--- Begin Raw data ---
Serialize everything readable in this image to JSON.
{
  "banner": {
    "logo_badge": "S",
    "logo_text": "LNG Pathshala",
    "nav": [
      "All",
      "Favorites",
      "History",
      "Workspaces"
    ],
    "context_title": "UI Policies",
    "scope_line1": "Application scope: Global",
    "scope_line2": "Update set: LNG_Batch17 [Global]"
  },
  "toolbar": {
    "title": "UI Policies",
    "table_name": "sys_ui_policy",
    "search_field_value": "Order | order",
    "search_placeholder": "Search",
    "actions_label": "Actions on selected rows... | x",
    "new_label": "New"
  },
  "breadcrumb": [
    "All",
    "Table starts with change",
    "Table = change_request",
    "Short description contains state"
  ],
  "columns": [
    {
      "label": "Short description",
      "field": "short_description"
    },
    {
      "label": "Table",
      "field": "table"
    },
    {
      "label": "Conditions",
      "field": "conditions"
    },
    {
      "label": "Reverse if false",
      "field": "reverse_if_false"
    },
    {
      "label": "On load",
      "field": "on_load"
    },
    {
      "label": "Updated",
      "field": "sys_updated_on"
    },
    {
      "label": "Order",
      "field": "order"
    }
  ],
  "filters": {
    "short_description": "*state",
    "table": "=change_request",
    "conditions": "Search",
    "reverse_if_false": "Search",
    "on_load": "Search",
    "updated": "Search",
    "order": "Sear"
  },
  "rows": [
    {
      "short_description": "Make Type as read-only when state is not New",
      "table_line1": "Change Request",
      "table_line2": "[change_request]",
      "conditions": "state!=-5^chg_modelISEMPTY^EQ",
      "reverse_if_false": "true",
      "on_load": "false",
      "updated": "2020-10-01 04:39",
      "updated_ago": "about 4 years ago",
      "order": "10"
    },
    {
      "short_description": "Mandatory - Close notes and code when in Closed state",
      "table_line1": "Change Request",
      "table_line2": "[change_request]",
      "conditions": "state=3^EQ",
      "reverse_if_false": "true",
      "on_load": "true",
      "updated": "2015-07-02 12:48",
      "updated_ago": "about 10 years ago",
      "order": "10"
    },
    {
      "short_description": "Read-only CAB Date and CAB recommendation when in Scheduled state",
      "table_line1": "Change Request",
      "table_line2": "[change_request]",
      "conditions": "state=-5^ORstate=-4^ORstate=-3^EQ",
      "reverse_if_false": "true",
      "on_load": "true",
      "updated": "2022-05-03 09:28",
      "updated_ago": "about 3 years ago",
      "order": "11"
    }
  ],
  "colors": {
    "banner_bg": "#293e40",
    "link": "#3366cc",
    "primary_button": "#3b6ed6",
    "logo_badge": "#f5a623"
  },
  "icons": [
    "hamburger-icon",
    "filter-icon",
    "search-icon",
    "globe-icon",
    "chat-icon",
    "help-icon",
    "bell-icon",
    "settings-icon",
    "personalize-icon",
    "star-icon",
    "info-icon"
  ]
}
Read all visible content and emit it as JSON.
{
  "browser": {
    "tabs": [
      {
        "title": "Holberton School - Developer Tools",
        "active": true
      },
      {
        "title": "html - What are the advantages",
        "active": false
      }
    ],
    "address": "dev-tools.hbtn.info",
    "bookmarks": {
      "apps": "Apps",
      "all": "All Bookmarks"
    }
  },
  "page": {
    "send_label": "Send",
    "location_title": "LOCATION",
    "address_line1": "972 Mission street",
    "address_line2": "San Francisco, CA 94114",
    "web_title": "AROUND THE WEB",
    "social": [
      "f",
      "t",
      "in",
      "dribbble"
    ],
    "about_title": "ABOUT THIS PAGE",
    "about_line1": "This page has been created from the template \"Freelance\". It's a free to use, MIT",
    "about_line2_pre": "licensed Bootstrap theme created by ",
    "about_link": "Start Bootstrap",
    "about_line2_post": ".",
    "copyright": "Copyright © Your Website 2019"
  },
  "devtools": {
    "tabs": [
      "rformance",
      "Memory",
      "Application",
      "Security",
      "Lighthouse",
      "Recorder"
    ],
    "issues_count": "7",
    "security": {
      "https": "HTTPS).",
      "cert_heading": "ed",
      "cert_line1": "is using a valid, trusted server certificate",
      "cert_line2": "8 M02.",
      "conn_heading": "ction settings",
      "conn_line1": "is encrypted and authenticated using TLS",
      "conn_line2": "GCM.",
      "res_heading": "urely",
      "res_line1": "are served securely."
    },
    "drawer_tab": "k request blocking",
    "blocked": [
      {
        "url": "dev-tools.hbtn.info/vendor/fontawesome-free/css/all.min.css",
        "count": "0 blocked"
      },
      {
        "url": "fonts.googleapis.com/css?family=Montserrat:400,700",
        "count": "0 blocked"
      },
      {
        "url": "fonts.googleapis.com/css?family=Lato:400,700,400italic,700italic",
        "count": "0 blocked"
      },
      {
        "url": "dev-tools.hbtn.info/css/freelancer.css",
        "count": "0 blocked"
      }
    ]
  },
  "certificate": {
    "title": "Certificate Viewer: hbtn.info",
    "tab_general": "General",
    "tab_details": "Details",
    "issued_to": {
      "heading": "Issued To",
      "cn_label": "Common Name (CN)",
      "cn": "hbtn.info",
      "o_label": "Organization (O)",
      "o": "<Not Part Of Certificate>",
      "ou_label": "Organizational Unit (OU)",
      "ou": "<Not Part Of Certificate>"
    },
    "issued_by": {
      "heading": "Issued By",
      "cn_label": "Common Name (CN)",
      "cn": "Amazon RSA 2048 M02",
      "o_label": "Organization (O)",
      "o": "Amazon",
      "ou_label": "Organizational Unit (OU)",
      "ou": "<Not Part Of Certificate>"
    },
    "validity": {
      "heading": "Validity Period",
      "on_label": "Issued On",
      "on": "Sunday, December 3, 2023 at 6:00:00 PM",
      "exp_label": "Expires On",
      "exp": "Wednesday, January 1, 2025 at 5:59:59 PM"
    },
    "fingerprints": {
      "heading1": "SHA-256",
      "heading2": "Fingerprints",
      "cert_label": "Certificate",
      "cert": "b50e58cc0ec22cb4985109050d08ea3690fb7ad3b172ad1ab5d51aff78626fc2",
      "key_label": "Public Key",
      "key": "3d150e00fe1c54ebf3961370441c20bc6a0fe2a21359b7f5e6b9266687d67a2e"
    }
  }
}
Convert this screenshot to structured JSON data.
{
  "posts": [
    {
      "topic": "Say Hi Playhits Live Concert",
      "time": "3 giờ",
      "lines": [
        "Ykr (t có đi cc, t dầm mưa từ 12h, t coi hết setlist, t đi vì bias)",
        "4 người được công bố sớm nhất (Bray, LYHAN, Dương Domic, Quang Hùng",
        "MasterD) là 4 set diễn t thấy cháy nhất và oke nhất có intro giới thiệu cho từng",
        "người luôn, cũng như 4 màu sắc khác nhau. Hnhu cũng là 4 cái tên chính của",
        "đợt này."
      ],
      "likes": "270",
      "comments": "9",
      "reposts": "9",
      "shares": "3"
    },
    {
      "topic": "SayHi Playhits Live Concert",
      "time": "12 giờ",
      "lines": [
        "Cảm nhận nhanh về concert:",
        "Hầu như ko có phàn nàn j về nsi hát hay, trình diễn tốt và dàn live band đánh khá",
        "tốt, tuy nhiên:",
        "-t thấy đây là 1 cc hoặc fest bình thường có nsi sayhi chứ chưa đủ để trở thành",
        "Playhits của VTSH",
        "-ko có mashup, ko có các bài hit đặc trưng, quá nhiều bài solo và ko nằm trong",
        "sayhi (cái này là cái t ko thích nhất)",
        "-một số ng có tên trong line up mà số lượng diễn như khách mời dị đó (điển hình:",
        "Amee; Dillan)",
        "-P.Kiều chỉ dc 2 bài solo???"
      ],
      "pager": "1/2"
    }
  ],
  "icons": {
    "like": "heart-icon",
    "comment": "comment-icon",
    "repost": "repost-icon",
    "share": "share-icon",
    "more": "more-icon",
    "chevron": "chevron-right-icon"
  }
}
--- End Raw data ---
▶ _Work required_:
Using the listing above, pull out all lines that hold the word "when".

▶ _Final answer_:
      "short_description": "Make Type as read-only when state is not New",
      "short_description": "Mandatory - Close notes and code when in Closed state",
      "short_description": "Read-only CAB Date and CAB recommendation when in Scheduled state",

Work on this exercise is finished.